EXERCISE PROMPT:
Edit the items below so that every "lamp" becomes "signal-lamp", and leave everything else unchanged.

Start SUPPLIED DATA

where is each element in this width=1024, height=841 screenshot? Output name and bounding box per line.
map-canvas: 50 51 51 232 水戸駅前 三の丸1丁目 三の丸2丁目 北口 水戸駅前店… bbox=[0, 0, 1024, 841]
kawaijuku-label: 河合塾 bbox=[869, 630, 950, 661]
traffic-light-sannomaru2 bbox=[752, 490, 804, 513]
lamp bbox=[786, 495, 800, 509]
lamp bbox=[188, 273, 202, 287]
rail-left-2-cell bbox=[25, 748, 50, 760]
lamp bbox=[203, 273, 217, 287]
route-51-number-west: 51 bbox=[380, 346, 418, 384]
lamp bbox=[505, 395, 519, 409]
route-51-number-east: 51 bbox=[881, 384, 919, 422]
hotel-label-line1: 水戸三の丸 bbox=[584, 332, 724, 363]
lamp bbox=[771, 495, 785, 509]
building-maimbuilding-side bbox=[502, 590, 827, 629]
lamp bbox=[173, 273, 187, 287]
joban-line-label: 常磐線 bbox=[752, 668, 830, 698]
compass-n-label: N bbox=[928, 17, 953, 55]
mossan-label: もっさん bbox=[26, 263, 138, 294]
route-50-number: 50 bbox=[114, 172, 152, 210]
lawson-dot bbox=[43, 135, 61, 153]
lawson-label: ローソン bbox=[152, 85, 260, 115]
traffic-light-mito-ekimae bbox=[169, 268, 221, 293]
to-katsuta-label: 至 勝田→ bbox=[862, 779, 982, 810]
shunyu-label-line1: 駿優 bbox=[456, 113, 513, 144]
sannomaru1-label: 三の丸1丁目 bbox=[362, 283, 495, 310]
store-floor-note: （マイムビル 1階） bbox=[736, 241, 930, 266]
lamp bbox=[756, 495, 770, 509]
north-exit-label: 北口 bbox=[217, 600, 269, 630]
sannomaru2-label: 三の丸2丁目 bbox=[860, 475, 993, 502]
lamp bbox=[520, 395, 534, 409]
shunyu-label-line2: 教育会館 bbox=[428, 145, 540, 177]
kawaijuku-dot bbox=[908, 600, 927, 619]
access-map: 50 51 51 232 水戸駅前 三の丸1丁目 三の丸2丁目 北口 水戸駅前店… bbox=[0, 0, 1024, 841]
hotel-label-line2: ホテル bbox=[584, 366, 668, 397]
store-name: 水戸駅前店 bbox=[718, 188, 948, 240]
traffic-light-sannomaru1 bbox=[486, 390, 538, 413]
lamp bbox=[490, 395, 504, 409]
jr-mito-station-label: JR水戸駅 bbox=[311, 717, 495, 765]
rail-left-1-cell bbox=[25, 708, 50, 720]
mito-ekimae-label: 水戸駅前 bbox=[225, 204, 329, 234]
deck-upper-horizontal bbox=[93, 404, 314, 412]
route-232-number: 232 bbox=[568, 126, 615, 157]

End SUPPLIED DATA

SOLVED EXERCISE:
where is each element in this width=1024, height=841 screenshot? Output name and bounding box per line.
map-canvas: 50 51 51 232 水戸駅前 三の丸1丁目 三の丸2丁目 北口 水戸駅前店… bbox=[0, 0, 1024, 841]
kawaijuku-label: 河合塾 bbox=[869, 630, 950, 661]
traffic-light-sannomaru2 bbox=[752, 490, 804, 513]
signal-lamp bbox=[786, 495, 800, 509]
signal-lamp bbox=[188, 273, 202, 287]
rail-left-2-cell bbox=[25, 748, 50, 760]
signal-lamp bbox=[203, 273, 217, 287]
route-51-number-west: 51 bbox=[380, 346, 418, 384]
signal-lamp bbox=[505, 395, 519, 409]
route-51-number-east: 51 bbox=[881, 384, 919, 422]
hotel-label-line1: 水戸三の丸 bbox=[584, 332, 724, 363]
signal-lamp bbox=[771, 495, 785, 509]
building-maimbuilding-side bbox=[502, 590, 827, 629]
signal-lamp bbox=[173, 273, 187, 287]
joban-line-label: 常磐線 bbox=[752, 668, 830, 698]
compass-n-label: N bbox=[928, 17, 953, 55]
mossan-label: もっさん bbox=[26, 263, 138, 294]
route-50-number: 50 bbox=[114, 172, 152, 210]
lawson-dot bbox=[43, 135, 61, 153]
lawson-label: ローソン bbox=[152, 85, 260, 115]
traffic-light-mito-ekimae bbox=[169, 268, 221, 293]
to-katsuta-label: 至 勝田→ bbox=[862, 779, 982, 810]
shunyu-label-line1: 駿優 bbox=[456, 113, 513, 144]
sannomaru1-label: 三の丸1丁目 bbox=[362, 283, 495, 310]
store-floor-note: （マイムビル 1階） bbox=[736, 241, 930, 266]
signal-lamp bbox=[756, 495, 770, 509]
north-exit-label: 北口 bbox=[217, 600, 269, 630]
sannomaru2-label: 三の丸2丁目 bbox=[860, 475, 993, 502]
signal-lamp bbox=[520, 395, 534, 409]
shunyu-label-line2: 教育会館 bbox=[428, 145, 540, 177]
kawaijuku-dot bbox=[908, 600, 927, 619]
access-map: 50 51 51 232 水戸駅前 三の丸1丁目 三の丸2丁目 北口 水戸駅前店… bbox=[0, 0, 1024, 841]
hotel-label-line2: ホテル bbox=[584, 366, 668, 397]
store-name: 水戸駅前店 bbox=[718, 188, 948, 240]
traffic-light-sannomaru1 bbox=[486, 390, 538, 413]
signal-lamp bbox=[490, 395, 504, 409]
jr-mito-station-label: JR水戸駅 bbox=[311, 717, 495, 765]
rail-left-1-cell bbox=[25, 708, 50, 720]
mito-ekimae-label: 水戸駅前 bbox=[225, 204, 329, 234]
deck-upper-horizontal bbox=[93, 404, 314, 412]
route-232-number: 232 bbox=[568, 126, 615, 157]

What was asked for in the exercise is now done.